- SET PROBLEM:
Find every line of the listing below where "Republic" appears, and copy it.

+ + + + +

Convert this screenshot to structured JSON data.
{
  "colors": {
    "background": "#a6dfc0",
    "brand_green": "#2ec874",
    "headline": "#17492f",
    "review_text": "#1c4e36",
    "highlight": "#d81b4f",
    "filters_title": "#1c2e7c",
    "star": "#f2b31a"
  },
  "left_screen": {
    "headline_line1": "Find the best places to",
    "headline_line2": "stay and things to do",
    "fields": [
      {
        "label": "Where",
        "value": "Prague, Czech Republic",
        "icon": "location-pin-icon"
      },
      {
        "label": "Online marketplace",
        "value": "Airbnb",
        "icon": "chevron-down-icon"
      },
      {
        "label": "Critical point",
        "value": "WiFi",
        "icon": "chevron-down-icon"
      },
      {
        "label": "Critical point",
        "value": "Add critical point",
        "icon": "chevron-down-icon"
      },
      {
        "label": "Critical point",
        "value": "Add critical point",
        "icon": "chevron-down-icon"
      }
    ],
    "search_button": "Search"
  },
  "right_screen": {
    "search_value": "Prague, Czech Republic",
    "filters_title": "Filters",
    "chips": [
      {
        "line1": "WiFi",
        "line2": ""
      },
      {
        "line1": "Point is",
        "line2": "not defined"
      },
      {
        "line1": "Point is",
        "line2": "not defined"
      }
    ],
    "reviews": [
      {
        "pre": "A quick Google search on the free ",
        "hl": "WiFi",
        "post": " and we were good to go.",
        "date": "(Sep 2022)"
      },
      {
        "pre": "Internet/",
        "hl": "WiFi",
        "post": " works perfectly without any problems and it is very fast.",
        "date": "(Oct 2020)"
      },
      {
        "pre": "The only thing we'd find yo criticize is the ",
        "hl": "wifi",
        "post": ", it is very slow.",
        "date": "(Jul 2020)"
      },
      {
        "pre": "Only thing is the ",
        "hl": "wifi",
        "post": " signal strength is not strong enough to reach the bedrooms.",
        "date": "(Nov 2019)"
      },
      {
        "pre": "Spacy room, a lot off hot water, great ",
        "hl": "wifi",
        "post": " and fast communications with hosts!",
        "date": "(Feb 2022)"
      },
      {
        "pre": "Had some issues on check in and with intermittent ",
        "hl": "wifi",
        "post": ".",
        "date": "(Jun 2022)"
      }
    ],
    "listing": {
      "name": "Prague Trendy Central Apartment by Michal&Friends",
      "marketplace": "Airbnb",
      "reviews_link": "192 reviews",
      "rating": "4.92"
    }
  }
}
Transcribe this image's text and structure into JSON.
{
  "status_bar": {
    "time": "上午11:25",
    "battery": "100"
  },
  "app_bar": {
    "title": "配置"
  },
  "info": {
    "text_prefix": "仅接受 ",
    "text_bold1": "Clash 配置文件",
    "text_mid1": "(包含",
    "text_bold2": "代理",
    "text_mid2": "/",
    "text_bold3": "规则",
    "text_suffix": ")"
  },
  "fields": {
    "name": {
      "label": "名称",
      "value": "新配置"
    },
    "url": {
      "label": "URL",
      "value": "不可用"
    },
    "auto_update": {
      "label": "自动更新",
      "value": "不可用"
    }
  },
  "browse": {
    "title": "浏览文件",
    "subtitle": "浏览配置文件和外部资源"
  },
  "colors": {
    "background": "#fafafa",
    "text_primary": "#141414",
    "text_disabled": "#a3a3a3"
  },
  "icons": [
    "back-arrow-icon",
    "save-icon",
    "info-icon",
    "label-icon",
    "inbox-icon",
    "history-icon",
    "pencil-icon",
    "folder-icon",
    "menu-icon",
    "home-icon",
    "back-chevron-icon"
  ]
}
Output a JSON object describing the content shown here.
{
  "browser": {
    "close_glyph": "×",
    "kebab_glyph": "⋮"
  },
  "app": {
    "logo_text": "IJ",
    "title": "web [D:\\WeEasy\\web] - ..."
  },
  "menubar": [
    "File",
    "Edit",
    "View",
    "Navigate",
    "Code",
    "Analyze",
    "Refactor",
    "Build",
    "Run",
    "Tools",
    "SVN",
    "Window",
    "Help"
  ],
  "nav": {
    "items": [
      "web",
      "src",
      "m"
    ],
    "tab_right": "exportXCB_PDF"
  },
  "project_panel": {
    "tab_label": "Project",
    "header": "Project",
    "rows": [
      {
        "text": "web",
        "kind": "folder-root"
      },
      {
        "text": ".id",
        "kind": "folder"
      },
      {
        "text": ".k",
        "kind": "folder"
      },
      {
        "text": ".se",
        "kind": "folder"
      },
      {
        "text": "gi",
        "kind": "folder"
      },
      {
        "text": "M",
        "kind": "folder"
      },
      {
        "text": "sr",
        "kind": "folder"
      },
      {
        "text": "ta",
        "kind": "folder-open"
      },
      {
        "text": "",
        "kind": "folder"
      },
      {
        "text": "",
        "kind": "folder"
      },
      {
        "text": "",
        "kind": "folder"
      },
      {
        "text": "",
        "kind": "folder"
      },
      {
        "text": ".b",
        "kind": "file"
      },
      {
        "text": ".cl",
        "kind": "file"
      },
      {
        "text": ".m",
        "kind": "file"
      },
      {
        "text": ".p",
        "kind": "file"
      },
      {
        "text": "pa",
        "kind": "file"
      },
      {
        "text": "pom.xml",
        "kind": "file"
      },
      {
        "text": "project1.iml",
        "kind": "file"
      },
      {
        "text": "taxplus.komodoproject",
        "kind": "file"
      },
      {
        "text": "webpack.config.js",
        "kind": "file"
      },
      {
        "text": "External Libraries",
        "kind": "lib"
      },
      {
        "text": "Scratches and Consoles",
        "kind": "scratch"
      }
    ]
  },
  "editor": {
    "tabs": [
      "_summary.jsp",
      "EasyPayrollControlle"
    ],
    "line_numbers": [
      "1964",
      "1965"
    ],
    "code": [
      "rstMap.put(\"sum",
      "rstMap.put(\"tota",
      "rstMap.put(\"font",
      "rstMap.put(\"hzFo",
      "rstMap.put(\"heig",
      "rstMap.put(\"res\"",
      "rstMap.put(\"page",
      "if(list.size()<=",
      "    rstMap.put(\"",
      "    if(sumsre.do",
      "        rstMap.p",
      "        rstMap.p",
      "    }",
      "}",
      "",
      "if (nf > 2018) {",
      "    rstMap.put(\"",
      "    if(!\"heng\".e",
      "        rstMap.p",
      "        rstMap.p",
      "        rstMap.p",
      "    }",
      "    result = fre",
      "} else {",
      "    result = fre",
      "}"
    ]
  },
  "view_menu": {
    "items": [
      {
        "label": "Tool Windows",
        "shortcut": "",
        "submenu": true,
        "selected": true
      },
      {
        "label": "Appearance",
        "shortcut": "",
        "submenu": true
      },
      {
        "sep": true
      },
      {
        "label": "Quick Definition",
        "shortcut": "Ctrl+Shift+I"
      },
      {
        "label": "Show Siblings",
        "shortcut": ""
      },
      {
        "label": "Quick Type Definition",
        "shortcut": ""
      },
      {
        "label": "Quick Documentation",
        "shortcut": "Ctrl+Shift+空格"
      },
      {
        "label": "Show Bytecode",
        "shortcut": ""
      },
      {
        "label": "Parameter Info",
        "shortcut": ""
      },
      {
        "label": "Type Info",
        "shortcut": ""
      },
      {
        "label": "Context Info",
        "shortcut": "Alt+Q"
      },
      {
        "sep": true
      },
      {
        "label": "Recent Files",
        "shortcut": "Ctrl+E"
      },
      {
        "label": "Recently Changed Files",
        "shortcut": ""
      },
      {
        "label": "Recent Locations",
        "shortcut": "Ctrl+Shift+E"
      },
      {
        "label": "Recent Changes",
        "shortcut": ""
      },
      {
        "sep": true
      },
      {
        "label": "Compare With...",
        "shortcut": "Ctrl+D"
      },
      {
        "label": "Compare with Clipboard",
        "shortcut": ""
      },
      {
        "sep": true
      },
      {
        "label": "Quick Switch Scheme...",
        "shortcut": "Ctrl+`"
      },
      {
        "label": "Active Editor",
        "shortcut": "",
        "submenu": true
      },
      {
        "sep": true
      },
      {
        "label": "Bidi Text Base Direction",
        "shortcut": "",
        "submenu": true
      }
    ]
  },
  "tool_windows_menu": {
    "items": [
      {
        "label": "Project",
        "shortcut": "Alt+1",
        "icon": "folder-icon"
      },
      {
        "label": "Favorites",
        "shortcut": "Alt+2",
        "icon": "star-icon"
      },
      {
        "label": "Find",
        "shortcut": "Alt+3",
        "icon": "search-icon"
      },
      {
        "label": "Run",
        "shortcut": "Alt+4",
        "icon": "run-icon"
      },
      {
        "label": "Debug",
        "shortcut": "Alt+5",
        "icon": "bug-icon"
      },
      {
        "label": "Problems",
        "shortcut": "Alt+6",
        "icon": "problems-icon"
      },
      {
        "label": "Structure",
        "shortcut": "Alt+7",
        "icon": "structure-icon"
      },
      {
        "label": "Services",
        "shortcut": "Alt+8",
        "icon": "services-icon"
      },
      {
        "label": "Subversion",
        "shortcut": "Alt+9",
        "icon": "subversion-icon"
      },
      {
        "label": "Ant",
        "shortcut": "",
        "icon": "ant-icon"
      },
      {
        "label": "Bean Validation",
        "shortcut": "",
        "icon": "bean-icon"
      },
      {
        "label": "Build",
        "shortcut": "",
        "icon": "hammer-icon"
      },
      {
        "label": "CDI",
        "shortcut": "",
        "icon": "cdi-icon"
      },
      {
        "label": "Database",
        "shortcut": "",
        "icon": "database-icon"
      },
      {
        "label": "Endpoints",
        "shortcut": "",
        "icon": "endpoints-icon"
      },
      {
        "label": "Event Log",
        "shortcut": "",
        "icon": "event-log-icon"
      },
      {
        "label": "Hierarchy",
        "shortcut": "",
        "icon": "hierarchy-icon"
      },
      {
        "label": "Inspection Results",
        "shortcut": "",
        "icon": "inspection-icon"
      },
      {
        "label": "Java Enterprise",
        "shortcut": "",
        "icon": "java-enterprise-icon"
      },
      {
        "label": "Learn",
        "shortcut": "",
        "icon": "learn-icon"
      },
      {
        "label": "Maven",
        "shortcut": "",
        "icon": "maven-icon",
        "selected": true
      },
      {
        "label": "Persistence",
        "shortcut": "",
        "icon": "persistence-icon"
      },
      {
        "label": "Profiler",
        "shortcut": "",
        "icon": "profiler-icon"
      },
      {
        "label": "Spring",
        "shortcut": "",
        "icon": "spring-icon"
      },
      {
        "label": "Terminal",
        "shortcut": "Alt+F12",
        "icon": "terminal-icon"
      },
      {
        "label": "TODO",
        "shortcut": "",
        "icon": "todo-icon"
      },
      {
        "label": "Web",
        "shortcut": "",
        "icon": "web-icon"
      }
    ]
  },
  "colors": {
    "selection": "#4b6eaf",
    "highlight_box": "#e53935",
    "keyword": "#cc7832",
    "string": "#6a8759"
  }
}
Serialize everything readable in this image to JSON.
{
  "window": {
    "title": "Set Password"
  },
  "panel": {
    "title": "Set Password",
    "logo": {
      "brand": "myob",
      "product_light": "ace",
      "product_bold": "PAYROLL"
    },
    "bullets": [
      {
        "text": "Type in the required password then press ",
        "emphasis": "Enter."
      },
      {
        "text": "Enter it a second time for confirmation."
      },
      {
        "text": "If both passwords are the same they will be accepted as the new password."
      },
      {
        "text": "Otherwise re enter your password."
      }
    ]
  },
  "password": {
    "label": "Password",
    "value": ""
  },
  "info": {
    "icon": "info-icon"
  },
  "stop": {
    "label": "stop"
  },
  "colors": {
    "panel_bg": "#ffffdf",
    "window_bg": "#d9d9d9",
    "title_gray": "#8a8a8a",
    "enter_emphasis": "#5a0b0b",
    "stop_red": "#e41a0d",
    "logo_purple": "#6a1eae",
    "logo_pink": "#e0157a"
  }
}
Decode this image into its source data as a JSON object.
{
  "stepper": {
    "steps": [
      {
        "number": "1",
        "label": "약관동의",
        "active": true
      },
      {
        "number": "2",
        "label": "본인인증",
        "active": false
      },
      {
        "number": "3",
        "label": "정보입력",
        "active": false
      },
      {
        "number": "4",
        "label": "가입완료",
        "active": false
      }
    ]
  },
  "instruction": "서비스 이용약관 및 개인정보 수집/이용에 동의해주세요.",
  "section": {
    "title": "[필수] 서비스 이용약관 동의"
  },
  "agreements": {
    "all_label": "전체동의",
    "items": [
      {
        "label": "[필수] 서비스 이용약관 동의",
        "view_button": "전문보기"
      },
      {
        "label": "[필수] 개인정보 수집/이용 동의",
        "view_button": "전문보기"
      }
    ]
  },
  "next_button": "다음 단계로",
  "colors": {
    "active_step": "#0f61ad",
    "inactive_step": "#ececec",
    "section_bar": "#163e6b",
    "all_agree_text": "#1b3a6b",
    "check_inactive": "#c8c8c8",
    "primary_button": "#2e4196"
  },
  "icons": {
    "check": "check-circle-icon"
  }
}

+ + + + +

- EXERCISE SOLUTION:
        "value": "Prague, Czech Republic",
    "search_value": "Prague, Czech Republic",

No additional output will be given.